__CONSEGNA__: Restituisci identiche le righe dei record, dall'inizio fino alla riga che contiene "candle-body: [14, 500, 18, 507]", inclusa.

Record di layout

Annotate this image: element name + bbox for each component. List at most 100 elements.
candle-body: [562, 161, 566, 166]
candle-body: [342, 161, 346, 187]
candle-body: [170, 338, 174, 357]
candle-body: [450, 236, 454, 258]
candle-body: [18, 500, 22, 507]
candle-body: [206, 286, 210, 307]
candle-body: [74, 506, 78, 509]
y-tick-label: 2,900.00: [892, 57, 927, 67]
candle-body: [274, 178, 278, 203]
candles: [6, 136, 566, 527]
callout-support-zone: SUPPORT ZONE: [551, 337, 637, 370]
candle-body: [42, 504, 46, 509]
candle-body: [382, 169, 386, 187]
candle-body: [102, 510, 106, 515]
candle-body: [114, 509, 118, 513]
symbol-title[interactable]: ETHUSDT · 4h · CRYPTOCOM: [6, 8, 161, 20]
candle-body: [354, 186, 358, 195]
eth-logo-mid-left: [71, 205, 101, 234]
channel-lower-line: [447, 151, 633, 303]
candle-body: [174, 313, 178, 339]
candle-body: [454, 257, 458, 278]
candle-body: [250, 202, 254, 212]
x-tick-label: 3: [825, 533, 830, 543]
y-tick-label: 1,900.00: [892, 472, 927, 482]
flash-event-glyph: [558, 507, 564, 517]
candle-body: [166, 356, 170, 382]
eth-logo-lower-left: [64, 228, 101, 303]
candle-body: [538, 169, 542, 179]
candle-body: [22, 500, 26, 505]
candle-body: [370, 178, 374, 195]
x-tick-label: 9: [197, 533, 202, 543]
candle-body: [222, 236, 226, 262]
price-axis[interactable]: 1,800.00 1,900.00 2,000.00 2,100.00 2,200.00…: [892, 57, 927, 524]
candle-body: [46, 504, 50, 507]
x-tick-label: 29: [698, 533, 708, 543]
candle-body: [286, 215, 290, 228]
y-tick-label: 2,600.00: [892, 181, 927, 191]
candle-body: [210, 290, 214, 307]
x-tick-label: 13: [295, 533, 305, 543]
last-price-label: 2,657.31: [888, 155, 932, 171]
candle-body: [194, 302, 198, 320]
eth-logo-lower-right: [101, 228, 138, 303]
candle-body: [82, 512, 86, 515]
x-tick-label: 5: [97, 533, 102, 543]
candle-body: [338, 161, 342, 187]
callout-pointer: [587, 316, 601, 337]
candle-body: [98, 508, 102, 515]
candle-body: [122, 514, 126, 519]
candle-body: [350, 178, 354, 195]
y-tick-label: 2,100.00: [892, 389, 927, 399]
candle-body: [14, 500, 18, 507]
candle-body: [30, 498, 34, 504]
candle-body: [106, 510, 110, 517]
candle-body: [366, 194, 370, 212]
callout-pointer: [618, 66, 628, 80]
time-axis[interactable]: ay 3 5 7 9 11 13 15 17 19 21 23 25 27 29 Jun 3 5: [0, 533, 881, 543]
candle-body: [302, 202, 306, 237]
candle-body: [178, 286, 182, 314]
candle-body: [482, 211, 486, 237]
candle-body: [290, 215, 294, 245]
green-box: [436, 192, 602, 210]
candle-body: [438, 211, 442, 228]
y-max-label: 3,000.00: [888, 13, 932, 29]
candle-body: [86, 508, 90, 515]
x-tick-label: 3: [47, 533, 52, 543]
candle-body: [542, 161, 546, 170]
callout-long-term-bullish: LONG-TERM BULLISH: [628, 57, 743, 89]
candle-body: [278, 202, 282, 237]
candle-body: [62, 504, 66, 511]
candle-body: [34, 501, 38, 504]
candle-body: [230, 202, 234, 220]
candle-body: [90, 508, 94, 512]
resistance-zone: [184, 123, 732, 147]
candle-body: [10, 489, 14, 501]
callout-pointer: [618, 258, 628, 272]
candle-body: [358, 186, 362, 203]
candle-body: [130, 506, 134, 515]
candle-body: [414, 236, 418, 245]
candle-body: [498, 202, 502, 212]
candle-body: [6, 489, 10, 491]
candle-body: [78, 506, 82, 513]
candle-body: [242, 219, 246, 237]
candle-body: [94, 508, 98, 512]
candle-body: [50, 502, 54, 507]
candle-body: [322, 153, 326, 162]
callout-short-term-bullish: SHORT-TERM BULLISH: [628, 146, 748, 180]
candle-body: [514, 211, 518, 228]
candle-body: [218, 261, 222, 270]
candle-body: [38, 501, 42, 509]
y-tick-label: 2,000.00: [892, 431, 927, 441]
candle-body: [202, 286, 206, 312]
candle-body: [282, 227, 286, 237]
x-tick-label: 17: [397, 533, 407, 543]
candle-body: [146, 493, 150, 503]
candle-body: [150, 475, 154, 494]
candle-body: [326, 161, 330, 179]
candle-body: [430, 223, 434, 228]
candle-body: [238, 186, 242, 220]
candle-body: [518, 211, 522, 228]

__RISPOSTA__:
Annotate this image: element name + bbox for each component. List at most 100 elements.
candle-body: [562, 161, 566, 166]
candle-body: [342, 161, 346, 187]
candle-body: [170, 338, 174, 357]
candle-body: [450, 236, 454, 258]
candle-body: [18, 500, 22, 507]
candle-body: [206, 286, 210, 307]
candle-body: [74, 506, 78, 509]
y-tick-label: 2,900.00: [892, 57, 927, 67]
candle-body: [274, 178, 278, 203]
candles: [6, 136, 566, 527]
callout-support-zone: SUPPORT ZONE: [551, 337, 637, 370]
candle-body: [42, 504, 46, 509]
candle-body: [382, 169, 386, 187]
candle-body: [102, 510, 106, 515]
candle-body: [114, 509, 118, 513]
symbol-title[interactable]: ETHUSDT · 4h · CRYPTOCOM: [6, 8, 161, 20]
candle-body: [354, 186, 358, 195]
eth-logo-mid-left: [71, 205, 101, 234]
channel-lower-line: [447, 151, 633, 303]
candle-body: [174, 313, 178, 339]
candle-body: [454, 257, 458, 278]
candle-body: [250, 202, 254, 212]
x-tick-label: 3: [825, 533, 830, 543]
y-tick-label: 1,900.00: [892, 472, 927, 482]
flash-event-glyph: [558, 507, 564, 517]
candle-body: [166, 356, 170, 382]
eth-logo-lower-left: [64, 228, 101, 303]
candle-body: [538, 169, 542, 179]
candle-body: [22, 500, 26, 505]
candle-body: [370, 178, 374, 195]
x-tick-label: 9: [197, 533, 202, 543]
candle-body: [222, 236, 226, 262]
price-axis[interactable]: 1,800.00 1,900.00 2,000.00 2,100.00 2,200.00…: [892, 57, 927, 524]
candle-body: [46, 504, 50, 507]
x-tick-label: 29: [698, 533, 708, 543]
candle-body: [286, 215, 290, 228]
y-tick-label: 2,600.00: [892, 181, 927, 191]
candle-body: [210, 290, 214, 307]
x-tick-label: 13: [295, 533, 305, 543]
last-price-label: 2,657.31: [888, 155, 932, 171]
candle-body: [194, 302, 198, 320]
eth-logo-lower-right: [101, 228, 138, 303]
candle-body: [82, 512, 86, 515]
x-tick-label: 5: [97, 533, 102, 543]
candle-body: [338, 161, 342, 187]
callout-pointer: [587, 316, 601, 337]
candle-body: [98, 508, 102, 515]
candle-body: [122, 514, 126, 519]
candle-body: [350, 178, 354, 195]
y-tick-label: 2,100.00: [892, 389, 927, 399]
candle-body: [14, 500, 18, 507]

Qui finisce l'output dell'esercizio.